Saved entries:
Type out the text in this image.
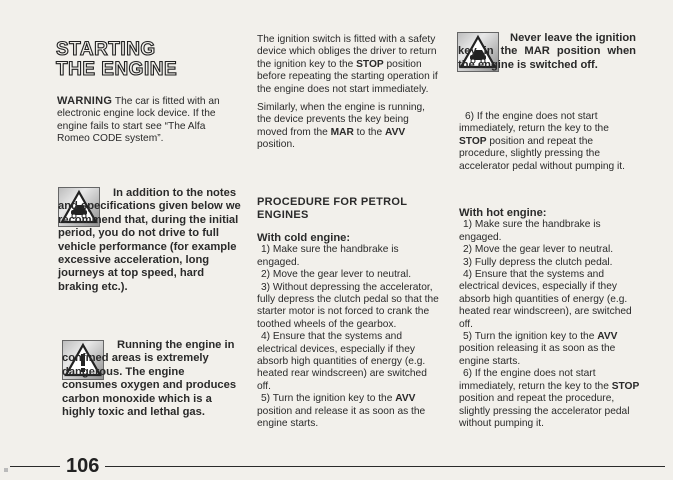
STARTING
THE ENGINE

WARNING The car is fitted with an electronic engine lock device. If the engine fails to start see “The Alfa Romeo CODE system”.

In addition to the notes and specifications given below we recommend that, during the initial period, you do not drive to full vehicle performance (for example excessive acceleration, long journeys at top speed, hard braking etc.).

Running the engine in confined areas is extremely dangerous. The engine consumes oxygen and produces carbon monoxide which is a highly toxic and lethal gas.

The ignition switch is fitted with a safety device which obliges the driver to return the ignition key to the STOP position before repeating the starting operation if the engine does not start immediately.

Similarly, when the engine is running, the device prevents the key being moved from the MAR to the AVV position.

PROCEDURE FOR PETROL ENGINES

With cold engine:

1) Make sure the handbrake is engaged.

2) Move the gear lever to neutral.

3) Without depressing the accelerator, fully depress the clutch pedal so that the starter motor is not forced to crank the toothed wheels of the gearbox.

4) Ensure that the systems and electrical devices, especially if they absorb high quantities of energy (e.g. heated rear windscreen) are switched off.

5) Turn the ignition key to the AVV position and release it as soon as the engine starts.

Never leave the ignition key in the MAR position when the engine is switched off.

6) If the engine does not start immediately, return the key to the STOP position and repeat the procedure, slightly pressing the accelerator pedal without pumping it.

With hot engine:

1) Make sure the handbrake is engaged.

2) Move the gear lever to neutral.

3) Fully depress the clutch pedal.

4) Ensure that the systems and electrical devices, especially if they absorb high quantities of energy (e.g. heated rear windscreen), are switched off.

5) Turn the ignition key to the AVV position releasing it as soon as the engine starts.

6) If the engine does not start immediately, return the key to the STOP position and repeat the procedure, slightly pressing the accelerator pedal without pumping it.

106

WHAT THE TASK ASKS:
Tell how many lines hold the string "that", giving the number and nothing else.

WRITTEN RESPONSE:
4